* **Dataset entries**
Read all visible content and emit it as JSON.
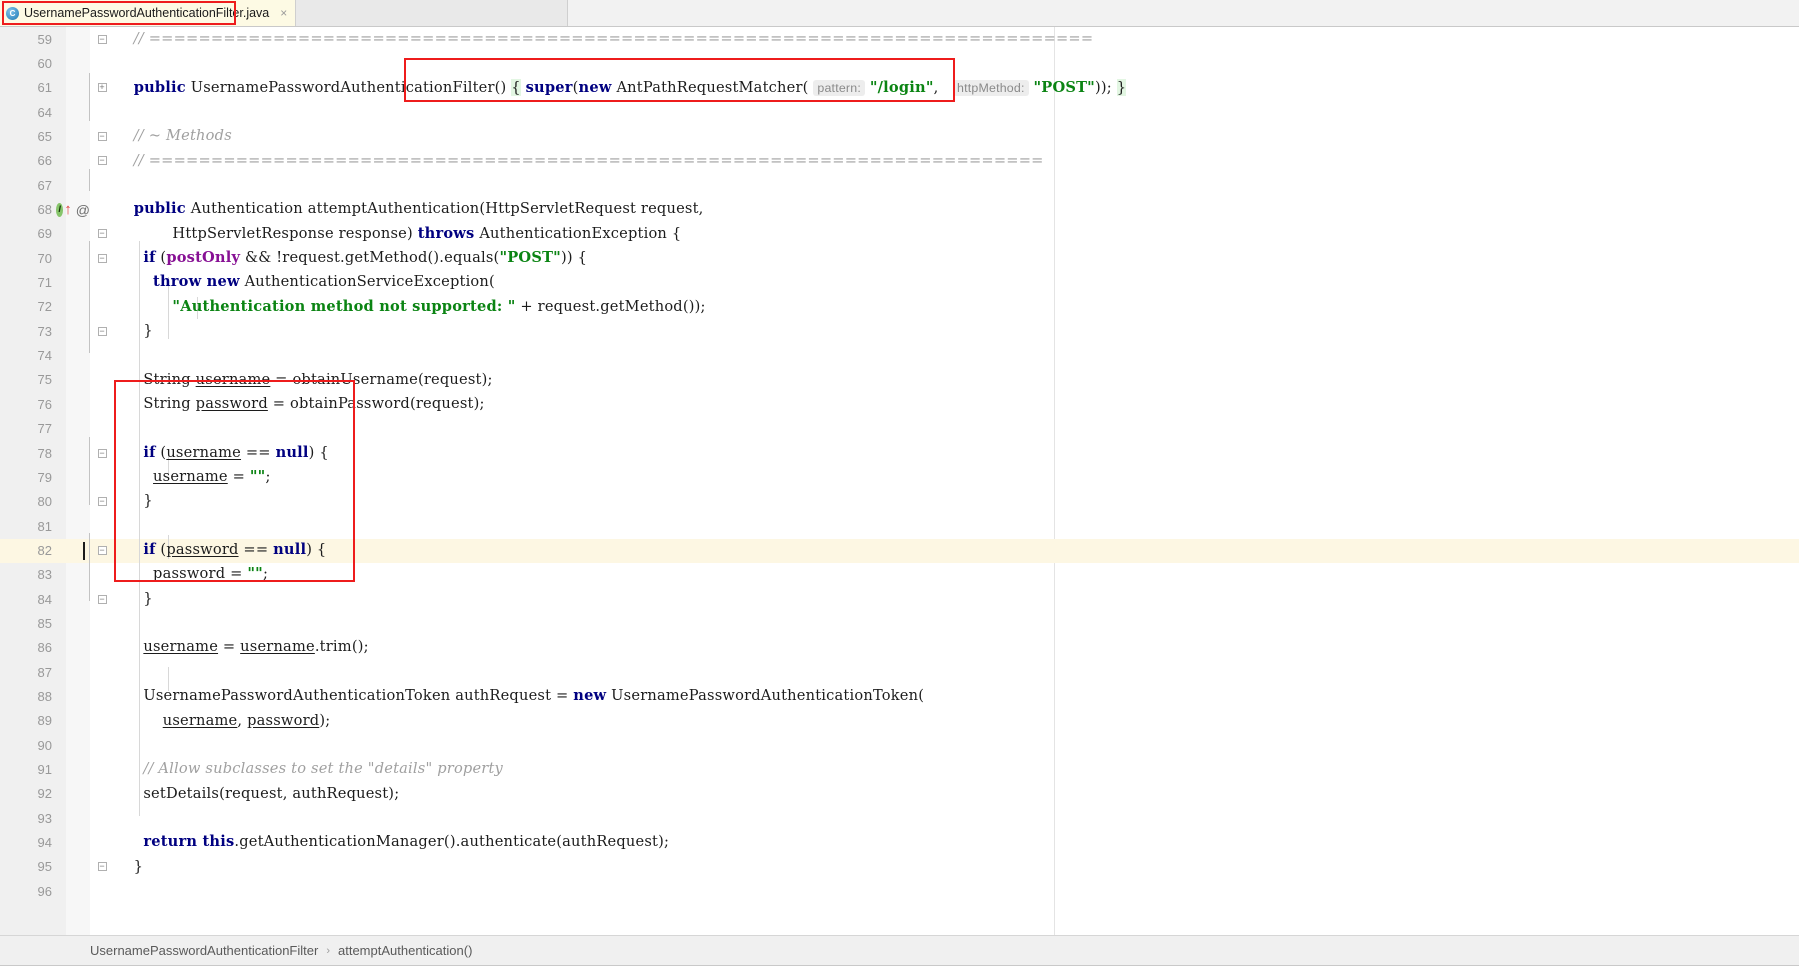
{
  "window": {
    "tab": {
      "filename": "UsernamePasswordAuthenticationFilter.java",
      "icon": "java-class-icon",
      "close_label": "×"
    }
  },
  "breadcrumb": {
    "items": [
      "UsernamePasswordAuthenticationFilter",
      "attemptAuthentication()"
    ],
    "separator": "›"
  },
  "editor": {
    "annotations": [
      {
        "name": "tab-highlight-box",
        "color": "#ee1c1c"
      },
      {
        "name": "constructor-highlight-box",
        "color": "#ee1c1c"
      },
      {
        "name": "null-check-highlight-box",
        "color": "#ee1c1c"
      }
    ],
    "caret_line": 81,
    "caret_line_color": "#fdf7e3",
    "colors": {
      "keyword": "#000080",
      "string": "#0b8413",
      "comment": "#a0a0a0",
      "field": "#871094",
      "hint_bg": "#ededed",
      "gutter_bg": "#f0f0f0"
    },
    "lines": [
      {
        "n": "59",
        "fold": "minus",
        "segments": [
          {
            "t": "  // ============================================================================",
            "c": "cmt"
          }
        ]
      },
      {
        "n": "60",
        "segments": []
      },
      {
        "n": "61",
        "fold": "plus",
        "segments": [
          {
            "t": "  ",
            "c": ""
          },
          {
            "t": "public",
            "c": "kw"
          },
          {
            "t": " UsernamePasswordAuthenticationFilter() ",
            "c": ""
          },
          {
            "t": "{",
            "c": "hl-brace"
          },
          {
            "t": " ",
            "c": ""
          },
          {
            "t": "super",
            "c": "kw"
          },
          {
            "t": "(",
            "c": ""
          },
          {
            "t": "new",
            "c": "kw"
          },
          {
            "t": " AntPathRequestMatcher( ",
            "c": ""
          },
          {
            "t": "pattern:",
            "c": "hint"
          },
          {
            "t": " ",
            "c": ""
          },
          {
            "t": "\"/login\"",
            "c": "str"
          },
          {
            "t": ",   ",
            "c": ""
          },
          {
            "t": "httpMethod:",
            "c": "hint"
          },
          {
            "t": " ",
            "c": ""
          },
          {
            "t": "\"POST\"",
            "c": "str"
          },
          {
            "t": ")); ",
            "c": ""
          },
          {
            "t": "}",
            "c": "hl-brace"
          }
        ]
      },
      {
        "n": "64",
        "segments": []
      },
      {
        "n": "65",
        "fold": "minus",
        "segments": [
          {
            "t": "  // ~ Methods",
            "c": "cmt"
          }
        ]
      },
      {
        "n": "66",
        "fold": "minus",
        "segments": [
          {
            "t": "  // ========================================================================",
            "c": "cmt"
          }
        ]
      },
      {
        "n": "67",
        "segments": []
      },
      {
        "n": "68",
        "icons": [
          "implementing-method-icon",
          "override-arrow-icon",
          "annotation-icon"
        ],
        "segments": [
          {
            "t": "  ",
            "c": ""
          },
          {
            "t": "public",
            "c": "kw"
          },
          {
            "t": " Authentication attemptAuthentication(HttpServletRequest request,",
            "c": ""
          }
        ]
      },
      {
        "n": "69",
        "fold": "minus",
        "segments": [
          {
            "t": "          HttpServletResponse response) ",
            "c": ""
          },
          {
            "t": "throws",
            "c": "kw"
          },
          {
            "t": " AuthenticationException {",
            "c": ""
          }
        ]
      },
      {
        "n": "70",
        "fold": "minus",
        "segments": [
          {
            "t": "    ",
            "c": ""
          },
          {
            "t": "if",
            "c": "kw"
          },
          {
            "t": " (",
            "c": ""
          },
          {
            "t": "postOnly",
            "c": "fld"
          },
          {
            "t": " && !request.getMethod().equals(",
            "c": ""
          },
          {
            "t": "\"POST\"",
            "c": "str"
          },
          {
            "t": ")) {",
            "c": ""
          }
        ]
      },
      {
        "n": "71",
        "segments": [
          {
            "t": "      ",
            "c": ""
          },
          {
            "t": "throw new",
            "c": "kw"
          },
          {
            "t": " AuthenticationServiceException(",
            "c": ""
          }
        ]
      },
      {
        "n": "72",
        "segments": [
          {
            "t": "          ",
            "c": ""
          },
          {
            "t": "\"Authentication method not supported: \"",
            "c": "str"
          },
          {
            "t": " + request.getMethod());",
            "c": ""
          }
        ]
      },
      {
        "n": "73",
        "fold": "minus",
        "segments": [
          {
            "t": "    }",
            "c": ""
          }
        ]
      },
      {
        "n": "74",
        "segments": []
      },
      {
        "n": "75",
        "segments": [
          {
            "t": "    String ",
            "c": ""
          },
          {
            "t": "username",
            "c": "loc"
          },
          {
            "t": " = obtainUsername(request);",
            "c": ""
          }
        ]
      },
      {
        "n": "76",
        "segments": [
          {
            "t": "    String ",
            "c": ""
          },
          {
            "t": "password",
            "c": "loc"
          },
          {
            "t": " = obtainPassword(request);",
            "c": ""
          }
        ]
      },
      {
        "n": "77",
        "segments": []
      },
      {
        "n": "78",
        "fold": "minus",
        "segments": [
          {
            "t": "    ",
            "c": ""
          },
          {
            "t": "if",
            "c": "kw"
          },
          {
            "t": " (",
            "c": ""
          },
          {
            "t": "username",
            "c": "loc"
          },
          {
            "t": " == ",
            "c": ""
          },
          {
            "t": "null",
            "c": "kw"
          },
          {
            "t": ") {",
            "c": ""
          }
        ]
      },
      {
        "n": "79",
        "segments": [
          {
            "t": "      ",
            "c": ""
          },
          {
            "t": "username",
            "c": "loc"
          },
          {
            "t": " = ",
            "c": ""
          },
          {
            "t": "\"\"",
            "c": "str"
          },
          {
            "t": ";",
            "c": ""
          }
        ]
      },
      {
        "n": "80",
        "fold": "minus",
        "segments": [
          {
            "t": "    }",
            "c": ""
          }
        ]
      },
      {
        "n": "81",
        "segments": []
      },
      {
        "n": "82",
        "fold": "minus",
        "segments": [
          {
            "t": "    ",
            "c": ""
          },
          {
            "t": "if",
            "c": "kw"
          },
          {
            "t": " (",
            "c": ""
          },
          {
            "t": "password",
            "c": "loc"
          },
          {
            "t": " == ",
            "c": ""
          },
          {
            "t": "null",
            "c": "kw"
          },
          {
            "t": ") {",
            "c": ""
          }
        ]
      },
      {
        "n": "83",
        "segments": [
          {
            "t": "      ",
            "c": ""
          },
          {
            "t": "password",
            "c": "loc"
          },
          {
            "t": " = ",
            "c": ""
          },
          {
            "t": "\"\"",
            "c": "str"
          },
          {
            "t": ";",
            "c": ""
          }
        ]
      },
      {
        "n": "84",
        "fold": "minus",
        "segments": [
          {
            "t": "    }",
            "c": ""
          }
        ]
      },
      {
        "n": "85",
        "segments": []
      },
      {
        "n": "86",
        "segments": [
          {
            "t": "    ",
            "c": ""
          },
          {
            "t": "username",
            "c": "loc"
          },
          {
            "t": " = ",
            "c": ""
          },
          {
            "t": "username",
            "c": "loc"
          },
          {
            "t": ".trim();",
            "c": ""
          }
        ]
      },
      {
        "n": "87",
        "segments": []
      },
      {
        "n": "88",
        "segments": [
          {
            "t": "    UsernamePasswordAuthenticationToken authRequest = ",
            "c": ""
          },
          {
            "t": "new",
            "c": "kw"
          },
          {
            "t": " UsernamePasswordAuthenticationToken(",
            "c": ""
          }
        ]
      },
      {
        "n": "89",
        "segments": [
          {
            "t": "        ",
            "c": ""
          },
          {
            "t": "username",
            "c": "loc"
          },
          {
            "t": ", ",
            "c": ""
          },
          {
            "t": "password",
            "c": "loc"
          },
          {
            "t": ");",
            "c": ""
          }
        ]
      },
      {
        "n": "90",
        "segments": []
      },
      {
        "n": "91",
        "segments": [
          {
            "t": "    // Allow subclasses to set the \"details\" property",
            "c": "cmt"
          }
        ]
      },
      {
        "n": "92",
        "segments": [
          {
            "t": "    setDetails(request, authRequest);",
            "c": ""
          }
        ]
      },
      {
        "n": "93",
        "segments": []
      },
      {
        "n": "94",
        "segments": [
          {
            "t": "    ",
            "c": ""
          },
          {
            "t": "return this",
            "c": "kw"
          },
          {
            "t": ".getAuthenticationManager().authenticate(authRequest);",
            "c": ""
          }
        ]
      },
      {
        "n": "95",
        "fold": "minus",
        "segments": [
          {
            "t": "  }",
            "c": ""
          }
        ]
      },
      {
        "n": "96",
        "segments": []
      }
    ]
  }
}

* **Aim of the task**
Search the entries for the word "authRequest", then gather every line that has it.

* **Result for this exercise**
            "t": "    UsernamePasswordAuthenticationToken authRequest = ",
            "t": "    setDetails(request, authRequest);",
            "t": ".getAuthenticationManager().authenticate(authRequest);",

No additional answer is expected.